* Set task
Establish how many lines in the material include the string "enqueue" and report it as a lone number.

━━━ Stored rows

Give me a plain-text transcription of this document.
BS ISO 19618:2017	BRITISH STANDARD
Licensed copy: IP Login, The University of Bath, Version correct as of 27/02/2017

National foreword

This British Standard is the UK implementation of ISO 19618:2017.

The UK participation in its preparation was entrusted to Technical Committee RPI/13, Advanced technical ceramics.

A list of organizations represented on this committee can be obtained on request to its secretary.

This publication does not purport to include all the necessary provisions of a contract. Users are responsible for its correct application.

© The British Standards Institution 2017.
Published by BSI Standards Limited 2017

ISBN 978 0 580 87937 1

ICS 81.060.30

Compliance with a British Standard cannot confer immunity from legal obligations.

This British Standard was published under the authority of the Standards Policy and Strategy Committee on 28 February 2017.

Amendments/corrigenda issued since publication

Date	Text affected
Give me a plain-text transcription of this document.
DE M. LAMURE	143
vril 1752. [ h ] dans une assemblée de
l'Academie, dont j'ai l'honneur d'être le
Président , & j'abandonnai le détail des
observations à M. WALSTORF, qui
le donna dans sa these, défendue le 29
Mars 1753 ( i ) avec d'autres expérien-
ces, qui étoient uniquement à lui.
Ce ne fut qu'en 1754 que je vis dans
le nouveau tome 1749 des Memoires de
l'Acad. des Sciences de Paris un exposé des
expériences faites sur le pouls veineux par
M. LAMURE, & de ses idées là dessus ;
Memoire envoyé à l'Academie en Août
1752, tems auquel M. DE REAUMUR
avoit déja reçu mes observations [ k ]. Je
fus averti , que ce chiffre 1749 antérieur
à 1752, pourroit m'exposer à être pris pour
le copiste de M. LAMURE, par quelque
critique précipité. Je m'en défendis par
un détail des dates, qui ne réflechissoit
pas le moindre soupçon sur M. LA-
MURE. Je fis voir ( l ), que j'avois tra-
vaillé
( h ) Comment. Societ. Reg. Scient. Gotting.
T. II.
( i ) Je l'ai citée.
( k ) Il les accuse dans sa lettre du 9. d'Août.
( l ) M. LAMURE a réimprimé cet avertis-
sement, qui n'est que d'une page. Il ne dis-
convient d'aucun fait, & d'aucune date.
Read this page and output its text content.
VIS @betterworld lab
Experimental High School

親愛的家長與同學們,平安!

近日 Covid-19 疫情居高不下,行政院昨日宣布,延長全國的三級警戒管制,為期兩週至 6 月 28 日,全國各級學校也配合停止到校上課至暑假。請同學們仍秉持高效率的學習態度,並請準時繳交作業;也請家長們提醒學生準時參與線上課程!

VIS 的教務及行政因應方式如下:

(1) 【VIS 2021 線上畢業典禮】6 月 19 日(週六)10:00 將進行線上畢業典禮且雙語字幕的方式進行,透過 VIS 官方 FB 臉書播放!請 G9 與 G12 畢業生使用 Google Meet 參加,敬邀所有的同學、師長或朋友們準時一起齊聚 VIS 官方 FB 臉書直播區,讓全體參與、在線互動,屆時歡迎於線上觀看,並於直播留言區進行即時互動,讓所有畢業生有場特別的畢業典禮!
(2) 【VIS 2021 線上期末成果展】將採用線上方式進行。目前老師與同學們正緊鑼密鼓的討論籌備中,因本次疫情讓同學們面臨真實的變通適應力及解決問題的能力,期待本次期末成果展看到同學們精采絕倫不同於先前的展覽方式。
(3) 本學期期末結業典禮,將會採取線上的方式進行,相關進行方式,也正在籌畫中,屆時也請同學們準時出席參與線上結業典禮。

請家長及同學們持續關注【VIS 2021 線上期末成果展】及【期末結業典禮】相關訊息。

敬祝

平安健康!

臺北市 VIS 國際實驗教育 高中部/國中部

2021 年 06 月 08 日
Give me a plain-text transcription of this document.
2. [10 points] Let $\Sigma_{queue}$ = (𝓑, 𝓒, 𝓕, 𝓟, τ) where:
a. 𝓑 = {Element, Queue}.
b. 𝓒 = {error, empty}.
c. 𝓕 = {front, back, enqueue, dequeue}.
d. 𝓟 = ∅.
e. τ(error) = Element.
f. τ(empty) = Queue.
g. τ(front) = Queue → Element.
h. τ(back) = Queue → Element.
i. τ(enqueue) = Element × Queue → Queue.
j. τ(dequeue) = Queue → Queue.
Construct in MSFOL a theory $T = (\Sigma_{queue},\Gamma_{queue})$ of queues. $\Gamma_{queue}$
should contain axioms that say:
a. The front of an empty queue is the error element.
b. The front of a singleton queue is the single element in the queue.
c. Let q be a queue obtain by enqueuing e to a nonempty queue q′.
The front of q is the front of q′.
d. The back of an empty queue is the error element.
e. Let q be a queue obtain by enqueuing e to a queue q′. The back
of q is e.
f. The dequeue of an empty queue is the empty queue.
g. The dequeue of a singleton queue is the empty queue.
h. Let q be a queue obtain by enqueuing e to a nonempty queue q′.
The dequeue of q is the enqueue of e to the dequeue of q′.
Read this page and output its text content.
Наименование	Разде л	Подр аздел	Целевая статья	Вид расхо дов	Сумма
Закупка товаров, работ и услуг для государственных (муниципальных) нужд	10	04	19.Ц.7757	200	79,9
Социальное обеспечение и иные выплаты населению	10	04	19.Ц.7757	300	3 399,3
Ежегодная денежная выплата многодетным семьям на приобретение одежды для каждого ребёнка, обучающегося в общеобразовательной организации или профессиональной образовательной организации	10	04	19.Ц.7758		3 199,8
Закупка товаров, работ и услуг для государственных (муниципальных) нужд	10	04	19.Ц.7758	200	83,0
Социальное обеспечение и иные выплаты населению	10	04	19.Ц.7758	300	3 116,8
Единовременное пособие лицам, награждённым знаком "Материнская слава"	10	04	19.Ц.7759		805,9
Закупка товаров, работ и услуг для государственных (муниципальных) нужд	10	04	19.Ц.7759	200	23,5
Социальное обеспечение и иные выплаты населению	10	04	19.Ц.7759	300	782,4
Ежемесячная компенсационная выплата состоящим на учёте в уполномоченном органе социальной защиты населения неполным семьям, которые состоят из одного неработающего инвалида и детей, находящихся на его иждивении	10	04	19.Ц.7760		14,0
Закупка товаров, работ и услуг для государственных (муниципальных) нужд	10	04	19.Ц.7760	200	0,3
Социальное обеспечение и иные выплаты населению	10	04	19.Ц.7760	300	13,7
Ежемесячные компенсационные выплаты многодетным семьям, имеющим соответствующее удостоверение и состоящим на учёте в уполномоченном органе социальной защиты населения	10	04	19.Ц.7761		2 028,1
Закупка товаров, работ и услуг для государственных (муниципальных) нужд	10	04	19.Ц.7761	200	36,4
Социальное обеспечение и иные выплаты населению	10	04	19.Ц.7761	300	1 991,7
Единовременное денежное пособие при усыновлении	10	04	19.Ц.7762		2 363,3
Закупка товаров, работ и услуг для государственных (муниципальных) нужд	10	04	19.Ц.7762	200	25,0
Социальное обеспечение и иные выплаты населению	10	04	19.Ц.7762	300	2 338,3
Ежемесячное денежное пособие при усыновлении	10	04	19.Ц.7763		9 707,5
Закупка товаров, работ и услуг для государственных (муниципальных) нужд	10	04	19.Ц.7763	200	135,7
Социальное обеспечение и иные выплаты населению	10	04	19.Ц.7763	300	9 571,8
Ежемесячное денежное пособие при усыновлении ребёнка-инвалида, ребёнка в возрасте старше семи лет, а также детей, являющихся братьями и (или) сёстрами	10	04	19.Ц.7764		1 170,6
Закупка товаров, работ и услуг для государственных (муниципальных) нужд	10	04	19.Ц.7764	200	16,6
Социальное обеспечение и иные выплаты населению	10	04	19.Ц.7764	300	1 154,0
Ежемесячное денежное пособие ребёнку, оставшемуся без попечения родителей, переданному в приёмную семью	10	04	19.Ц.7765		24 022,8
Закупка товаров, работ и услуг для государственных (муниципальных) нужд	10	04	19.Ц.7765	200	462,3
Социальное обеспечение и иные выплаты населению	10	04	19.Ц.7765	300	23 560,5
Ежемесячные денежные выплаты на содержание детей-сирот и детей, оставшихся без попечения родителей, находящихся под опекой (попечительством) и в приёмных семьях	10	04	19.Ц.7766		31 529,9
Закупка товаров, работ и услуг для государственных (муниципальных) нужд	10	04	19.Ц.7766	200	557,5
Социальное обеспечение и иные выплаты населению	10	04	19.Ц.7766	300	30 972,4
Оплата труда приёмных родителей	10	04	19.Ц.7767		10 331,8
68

━━━━━━

* Response
3